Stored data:
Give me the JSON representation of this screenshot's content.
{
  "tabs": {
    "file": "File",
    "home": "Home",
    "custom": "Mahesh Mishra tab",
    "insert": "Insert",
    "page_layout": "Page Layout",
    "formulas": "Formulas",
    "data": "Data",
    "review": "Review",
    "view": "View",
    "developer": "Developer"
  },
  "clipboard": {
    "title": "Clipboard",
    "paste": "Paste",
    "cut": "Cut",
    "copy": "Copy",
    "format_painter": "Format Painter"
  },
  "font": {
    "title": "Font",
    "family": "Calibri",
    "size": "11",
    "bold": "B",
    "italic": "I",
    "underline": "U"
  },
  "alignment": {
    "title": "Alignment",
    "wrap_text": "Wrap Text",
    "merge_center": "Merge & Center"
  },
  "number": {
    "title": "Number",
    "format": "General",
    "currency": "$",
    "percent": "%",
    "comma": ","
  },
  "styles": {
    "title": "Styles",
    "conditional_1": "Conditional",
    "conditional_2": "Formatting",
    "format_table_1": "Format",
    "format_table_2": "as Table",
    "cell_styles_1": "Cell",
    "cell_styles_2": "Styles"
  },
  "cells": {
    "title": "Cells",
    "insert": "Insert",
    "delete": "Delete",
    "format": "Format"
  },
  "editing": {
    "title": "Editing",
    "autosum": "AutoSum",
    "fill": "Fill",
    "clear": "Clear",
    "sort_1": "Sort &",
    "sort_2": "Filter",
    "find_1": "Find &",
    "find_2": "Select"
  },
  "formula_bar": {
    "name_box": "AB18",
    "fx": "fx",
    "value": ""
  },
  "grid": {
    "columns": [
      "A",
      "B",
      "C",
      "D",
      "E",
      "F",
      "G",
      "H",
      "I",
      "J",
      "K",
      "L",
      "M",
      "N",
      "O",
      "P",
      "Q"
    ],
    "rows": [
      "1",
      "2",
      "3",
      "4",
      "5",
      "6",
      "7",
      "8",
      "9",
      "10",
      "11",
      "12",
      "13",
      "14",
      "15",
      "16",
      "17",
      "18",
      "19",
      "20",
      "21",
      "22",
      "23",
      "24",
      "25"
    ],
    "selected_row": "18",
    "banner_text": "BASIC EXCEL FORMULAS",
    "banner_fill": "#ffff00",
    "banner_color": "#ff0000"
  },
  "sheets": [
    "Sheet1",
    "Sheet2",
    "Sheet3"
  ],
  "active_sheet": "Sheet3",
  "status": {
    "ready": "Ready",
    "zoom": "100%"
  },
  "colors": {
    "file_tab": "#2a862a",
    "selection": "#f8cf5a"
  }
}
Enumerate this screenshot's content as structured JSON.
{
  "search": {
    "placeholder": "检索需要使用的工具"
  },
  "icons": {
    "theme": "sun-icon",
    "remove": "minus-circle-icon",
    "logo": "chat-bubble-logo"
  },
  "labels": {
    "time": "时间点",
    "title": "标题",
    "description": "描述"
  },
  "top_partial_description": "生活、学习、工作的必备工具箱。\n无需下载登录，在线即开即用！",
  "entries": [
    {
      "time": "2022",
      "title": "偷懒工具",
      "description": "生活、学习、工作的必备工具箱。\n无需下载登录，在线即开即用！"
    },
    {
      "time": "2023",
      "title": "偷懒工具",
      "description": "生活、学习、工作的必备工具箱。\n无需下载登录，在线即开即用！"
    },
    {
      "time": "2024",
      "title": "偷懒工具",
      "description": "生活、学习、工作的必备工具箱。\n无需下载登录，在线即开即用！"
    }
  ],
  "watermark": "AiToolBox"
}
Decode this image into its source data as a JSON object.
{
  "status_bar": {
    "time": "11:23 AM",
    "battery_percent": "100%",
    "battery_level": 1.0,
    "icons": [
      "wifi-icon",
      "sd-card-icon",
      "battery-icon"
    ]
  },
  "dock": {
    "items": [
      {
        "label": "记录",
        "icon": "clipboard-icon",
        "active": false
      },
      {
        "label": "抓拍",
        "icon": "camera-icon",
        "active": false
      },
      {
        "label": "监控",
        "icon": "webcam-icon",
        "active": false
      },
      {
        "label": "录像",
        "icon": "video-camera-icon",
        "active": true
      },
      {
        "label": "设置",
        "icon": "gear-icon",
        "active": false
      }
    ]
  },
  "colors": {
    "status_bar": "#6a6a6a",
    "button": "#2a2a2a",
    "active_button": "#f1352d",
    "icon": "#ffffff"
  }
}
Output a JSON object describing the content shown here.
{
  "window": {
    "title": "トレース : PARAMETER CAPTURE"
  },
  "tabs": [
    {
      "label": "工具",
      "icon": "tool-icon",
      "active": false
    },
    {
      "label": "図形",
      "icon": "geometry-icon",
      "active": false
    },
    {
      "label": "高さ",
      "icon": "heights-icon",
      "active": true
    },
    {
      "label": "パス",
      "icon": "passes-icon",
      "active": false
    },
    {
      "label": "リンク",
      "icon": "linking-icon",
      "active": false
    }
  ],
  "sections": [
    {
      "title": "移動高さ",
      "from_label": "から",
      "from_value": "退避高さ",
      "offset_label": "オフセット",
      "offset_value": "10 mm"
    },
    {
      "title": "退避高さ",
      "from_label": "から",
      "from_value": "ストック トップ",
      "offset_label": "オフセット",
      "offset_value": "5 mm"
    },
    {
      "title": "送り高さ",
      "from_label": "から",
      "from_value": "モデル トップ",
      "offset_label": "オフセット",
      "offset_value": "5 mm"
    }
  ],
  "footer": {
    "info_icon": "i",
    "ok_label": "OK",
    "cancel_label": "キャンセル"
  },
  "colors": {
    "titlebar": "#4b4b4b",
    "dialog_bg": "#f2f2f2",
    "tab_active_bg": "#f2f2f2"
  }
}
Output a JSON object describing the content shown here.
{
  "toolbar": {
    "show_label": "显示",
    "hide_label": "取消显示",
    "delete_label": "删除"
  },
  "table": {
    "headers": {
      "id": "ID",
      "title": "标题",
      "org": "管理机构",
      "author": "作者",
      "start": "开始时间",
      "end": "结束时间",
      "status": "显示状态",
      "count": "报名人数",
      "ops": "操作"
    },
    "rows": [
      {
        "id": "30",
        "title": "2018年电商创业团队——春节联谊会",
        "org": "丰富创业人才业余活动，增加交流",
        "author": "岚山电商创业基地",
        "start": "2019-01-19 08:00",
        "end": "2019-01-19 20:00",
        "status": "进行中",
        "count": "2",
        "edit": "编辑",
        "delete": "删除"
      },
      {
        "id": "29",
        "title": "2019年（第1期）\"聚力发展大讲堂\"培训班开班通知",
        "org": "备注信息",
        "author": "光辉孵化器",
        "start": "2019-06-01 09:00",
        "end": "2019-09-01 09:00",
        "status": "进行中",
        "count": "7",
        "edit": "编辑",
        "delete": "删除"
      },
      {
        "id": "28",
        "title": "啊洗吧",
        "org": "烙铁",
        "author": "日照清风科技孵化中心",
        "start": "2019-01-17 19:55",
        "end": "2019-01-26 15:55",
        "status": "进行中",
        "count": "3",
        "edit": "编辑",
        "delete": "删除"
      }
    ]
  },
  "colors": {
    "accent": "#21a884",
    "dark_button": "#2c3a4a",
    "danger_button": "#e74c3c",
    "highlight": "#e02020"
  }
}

To be done:
The records above should be restated word for word, please.

Response to this exercise:
Give me the JSON representation of this screenshot's content.
{
  "tabs": {
    "file": "File",
    "home": "Home",
    "custom": "Mahesh Mishra tab",
    "insert": "Insert",
    "page_layout": "Page Layout",
    "formulas": "Formulas",
    "data": "Data",
    "review": "Review",
    "view": "View",
    "developer": "Developer"
  },
  "clipboard": {
    "title": "Clipboard",
    "paste": "Paste",
    "cut": "Cut",
    "copy": "Copy",
    "format_painter": "Format Painter"
  },
  "font": {
    "title": "Font",
    "family": "Calibri",
    "size": "11",
    "bold": "B",
    "italic": "I",
    "underline": "U"
  },
  "alignment": {
    "title": "Alignment",
    "wrap_text": "Wrap Text",
    "merge_center": "Merge & Center"
  },
  "number": {
    "title": "Number",
    "format": "General",
    "currency": "$",
    "percent": "%",
    "comma": ","
  },
  "styles": {
    "title": "Styles",
    "conditional_1": "Conditional",
    "conditional_2": "Formatting",
    "format_table_1": "Format",
    "format_table_2": "as Table",
    "cell_styles_1": "Cell",
    "cell_styles_2": "Styles"
  },
  "cells": {
    "title": "Cells",
    "insert": "Insert",
    "delete": "Delete",
    "format": "Format"
  },
  "editing": {
    "title": "Editing",
    "autosum": "AutoSum",
    "fill": "Fill",
    "clear": "Clear",
    "sort_1": "Sort &",
    "sort_2": "Filter",
    "find_1": "Find &",
    "find_2": "Select"
  },
  "formula_bar": {
    "name_box": "AB18",
    "fx": "fx",
    "value": ""
  },
  "grid": {
    "columns": [
      "A",
      "B",
      "C",
      "D",
      "E",
      "F",
      "G",
      "H",
      "I",
      "J",
      "K",
      "L",
      "M",
      "N",
      "O",
      "P",
      "Q"
    ],
    "rows": [
      "1",
      "2",
      "3",
      "4",
      "5",
      "6",
      "7",
      "8",
      "9",
      "10",
      "11",
      "12",
      "13",
      "14",
      "15",
      "16",
      "17",
      "18",
      "19",
      "20",
      "21",
      "22",
      "23",
      "24",
      "25"
    ],
    "selected_row": "18",
    "banner_text": "BASIC EXCEL FORMULAS",
    "banner_fill": "#ffff00",
    "banner_color": "#ff0000"
  },
  "sheets": [
    "Sheet1",
    "Sheet2",
    "Sheet3"
  ],
  "active_sheet": "Sheet3",
  "status": {
    "ready": "Ready",
    "zoom": "100%"
  },
  "colors": {
    "file_tab": "#2a862a",
    "selection": "#f8cf5a"
  }
}
Enumerate this screenshot's content as structured JSON.
{
  "search": {
    "placeholder": "检索需要使用的工具"
  },
  "icons": {
    "theme": "sun-icon",
    "remove": "minus-circle-icon",
    "logo": "chat-bubble-logo"
  },
  "labels": {
    "time": "时间点",
    "title": "标题",
    "description": "描述"
  },
  "top_partial_description": "生活、学习、工作的必备工具箱。\n无需下载登录，在线即开即用！",
  "entries": [
    {
      "time": "2022",
      "title": "偷懒工具",
      "description": "生活、学习、工作的必备工具箱。\n无需下载登录，在线即开即用！"
    },
    {
      "time": "2023",
      "title": "偷懒工具",
      "description": "生活、学习、工作的必备工具箱。\n无需下载登录，在线即开即用！"
    },
    {
      "time": "2024",
      "title": "偷懒工具",
      "description": "生活、学习、工作的必备工具箱。\n无需下载登录，在线即开即用！"
    }
  ],
  "watermark": "AiToolBox"
}
Decode this image into its source data as a JSON object.
{
  "status_bar": {
    "time": "11:23 AM",
    "battery_percent": "100%",
    "battery_level": 1.0,
    "icons": [
      "wifi-icon",
      "sd-card-icon",
      "battery-icon"
    ]
  },
  "dock": {
    "items": [
      {
        "label": "记录",
        "icon": "clipboard-icon",
        "active": false
      },
      {
        "label": "抓拍",
        "icon": "camera-icon",
        "active": false
      },
      {
        "label": "监控",
        "icon": "webcam-icon",
        "active": false
      },
      {
        "label": "录像",
        "icon": "video-camera-icon",
        "active": true
      },
      {
        "label": "设置",
        "icon": "gear-icon",
        "active": false
      }
    ]
  },
  "colors": {
    "status_bar": "#6a6a6a",
    "button": "#2a2a2a",
    "active_button": "#f1352d",
    "icon": "#ffffff"
  }
}
Output a JSON object describing the content shown here.
{
  "window": {
    "title": "トレース : PARAMETER CAPTURE"
  },
  "tabs": [
    {
      "label": "工具",
      "icon": "tool-icon",
      "active": false
    },
    {
      "label": "図形",
      "icon": "geometry-icon",
      "active": false
    },
    {
      "label": "高さ",
      "icon": "heights-icon",
      "active": true
    },
    {
      "label": "パス",
      "icon": "passes-icon",
      "active": false
    },
    {
      "label": "リンク",
      "icon": "linking-icon",
      "active": false
    }
  ],
  "sections": [
    {
      "title": "移動高さ",
      "from_label": "から",
      "from_value": "退避高さ",
      "offset_label": "オフセット",
      "offset_value": "10 mm"
    },
    {
      "title": "退避高さ",
      "from_label": "から",
      "from_value": "ストック トップ",
      "offset_label": "オフセット",
      "offset_value": "5 mm"
    },
    {
      "title": "送り高さ",
      "from_label": "から",
      "from_value": "モデル トップ",
      "offset_label": "オフセット",
      "offset_value": "5 mm"
    }
  ],
  "footer": {
    "info_icon": "i",
    "ok_label": "OK",
    "cancel_label": "キャンセル"
  },
  "colors": {
    "titlebar": "#4b4b4b",
    "dialog_bg": "#f2f2f2",
    "tab_active_bg": "#f2f2f2"
  }
}
Output a JSON object describing the content shown here.
{
  "toolbar": {
    "show_label": "显示",
    "hide_label": "取消显示",
    "delete_label": "删除"
  },
  "table": {
    "headers": {
      "id": "ID",
      "title": "标题",
      "org": "管理机构",
      "author": "作者",
      "start": "开始时间",
      "end": "结束时间",
      "status": "显示状态",
      "count": "报名人数",
      "ops": "操作"
    },
    "rows": [
      {
        "id": "30",
        "title": "2018年电商创业团队——春节联谊会",
        "org": "丰富创业人才业余活动，增加交流",
        "author": "岚山电商创业基地",
        "start": "2019-01-19 08:00",
        "end": "2019-01-19 20:00",
        "status": "进行中",
        "count": "2",
        "edit": "编辑",
        "delete": "删除"
      },
      {
        "id": "29",
        "title": "2019年（第1期）\"聚力发展大讲堂\"培训班开班通知",
        "org": "备注信息",
        "author": "光辉孵化器",
        "start": "2019-06-01 09:00",
        "end": "2019-09-01 09:00",
        "status": "进行中",
        "count": "7",
        "edit": "编辑",
        "delete": "删除"
      },
      {
        "id": "28",
        "title": "啊洗吧",
        "org": "烙铁",
        "author": "日照清风科技孵化中心",
        "start": "2019-01-17 19:55",
        "end": "2019-01-26 15:55",
        "status": "进行中",
        "count": "3",
        "edit": "编辑",
        "delete": "删除"
      }
    ]
  },
  "colors": {
    "accent": "#21a884",
    "dark_button": "#2c3a4a",
    "danger_button": "#e74c3c",
    "highlight": "#e02020"
  }
}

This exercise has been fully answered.